▶ _PROBLEM_
Scan the data that follows and count the lines with the string "explain"; answer with the count alone.

───── SUPPLIED INFORMATION ─────

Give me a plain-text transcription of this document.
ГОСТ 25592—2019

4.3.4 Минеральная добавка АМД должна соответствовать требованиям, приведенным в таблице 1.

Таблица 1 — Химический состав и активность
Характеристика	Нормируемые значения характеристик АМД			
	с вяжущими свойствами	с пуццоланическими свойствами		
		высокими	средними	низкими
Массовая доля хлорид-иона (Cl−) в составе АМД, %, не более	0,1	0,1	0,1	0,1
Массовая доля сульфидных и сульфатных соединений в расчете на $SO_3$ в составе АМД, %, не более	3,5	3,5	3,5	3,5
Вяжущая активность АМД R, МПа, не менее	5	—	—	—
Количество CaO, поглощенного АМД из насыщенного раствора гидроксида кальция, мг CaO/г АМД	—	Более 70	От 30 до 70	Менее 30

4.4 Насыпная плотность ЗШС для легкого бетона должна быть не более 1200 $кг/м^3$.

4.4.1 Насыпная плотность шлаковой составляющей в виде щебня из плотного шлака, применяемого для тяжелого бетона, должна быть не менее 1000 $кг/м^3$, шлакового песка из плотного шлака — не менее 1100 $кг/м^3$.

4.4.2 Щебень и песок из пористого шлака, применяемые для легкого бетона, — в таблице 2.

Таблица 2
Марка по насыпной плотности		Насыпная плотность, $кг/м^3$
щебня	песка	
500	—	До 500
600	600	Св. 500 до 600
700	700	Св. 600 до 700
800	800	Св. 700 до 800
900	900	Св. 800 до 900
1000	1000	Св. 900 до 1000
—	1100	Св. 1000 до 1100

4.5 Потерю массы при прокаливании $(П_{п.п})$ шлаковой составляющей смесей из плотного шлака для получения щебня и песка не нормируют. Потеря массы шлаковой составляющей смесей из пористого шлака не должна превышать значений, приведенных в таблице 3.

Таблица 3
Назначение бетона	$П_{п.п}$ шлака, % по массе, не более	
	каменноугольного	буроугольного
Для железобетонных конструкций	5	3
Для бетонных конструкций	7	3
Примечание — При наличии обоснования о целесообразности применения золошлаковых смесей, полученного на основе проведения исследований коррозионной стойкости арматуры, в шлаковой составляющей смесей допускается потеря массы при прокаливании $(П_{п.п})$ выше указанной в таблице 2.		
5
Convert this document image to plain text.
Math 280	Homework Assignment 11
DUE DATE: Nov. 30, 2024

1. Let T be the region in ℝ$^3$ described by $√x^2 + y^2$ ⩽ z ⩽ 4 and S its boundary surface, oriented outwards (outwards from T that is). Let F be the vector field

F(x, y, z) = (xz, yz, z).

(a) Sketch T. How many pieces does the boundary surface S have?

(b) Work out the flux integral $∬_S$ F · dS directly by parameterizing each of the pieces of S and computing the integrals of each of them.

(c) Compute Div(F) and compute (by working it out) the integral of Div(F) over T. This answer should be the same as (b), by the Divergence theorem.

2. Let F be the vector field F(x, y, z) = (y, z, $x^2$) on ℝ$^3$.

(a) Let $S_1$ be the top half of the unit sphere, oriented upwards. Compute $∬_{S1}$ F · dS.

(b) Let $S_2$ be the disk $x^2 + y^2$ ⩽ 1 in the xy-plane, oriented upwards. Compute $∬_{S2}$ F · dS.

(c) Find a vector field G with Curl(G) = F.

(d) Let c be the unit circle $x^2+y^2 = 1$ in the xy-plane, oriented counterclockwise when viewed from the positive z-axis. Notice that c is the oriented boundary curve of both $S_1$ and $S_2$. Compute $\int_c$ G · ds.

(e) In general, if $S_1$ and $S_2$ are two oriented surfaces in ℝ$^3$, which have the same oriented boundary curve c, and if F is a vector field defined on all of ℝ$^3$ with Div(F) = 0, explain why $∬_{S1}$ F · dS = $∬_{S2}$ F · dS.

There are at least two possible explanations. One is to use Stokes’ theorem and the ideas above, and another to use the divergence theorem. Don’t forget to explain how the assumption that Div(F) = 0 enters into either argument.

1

─────

▶ _EXPECTED ANSWER_
2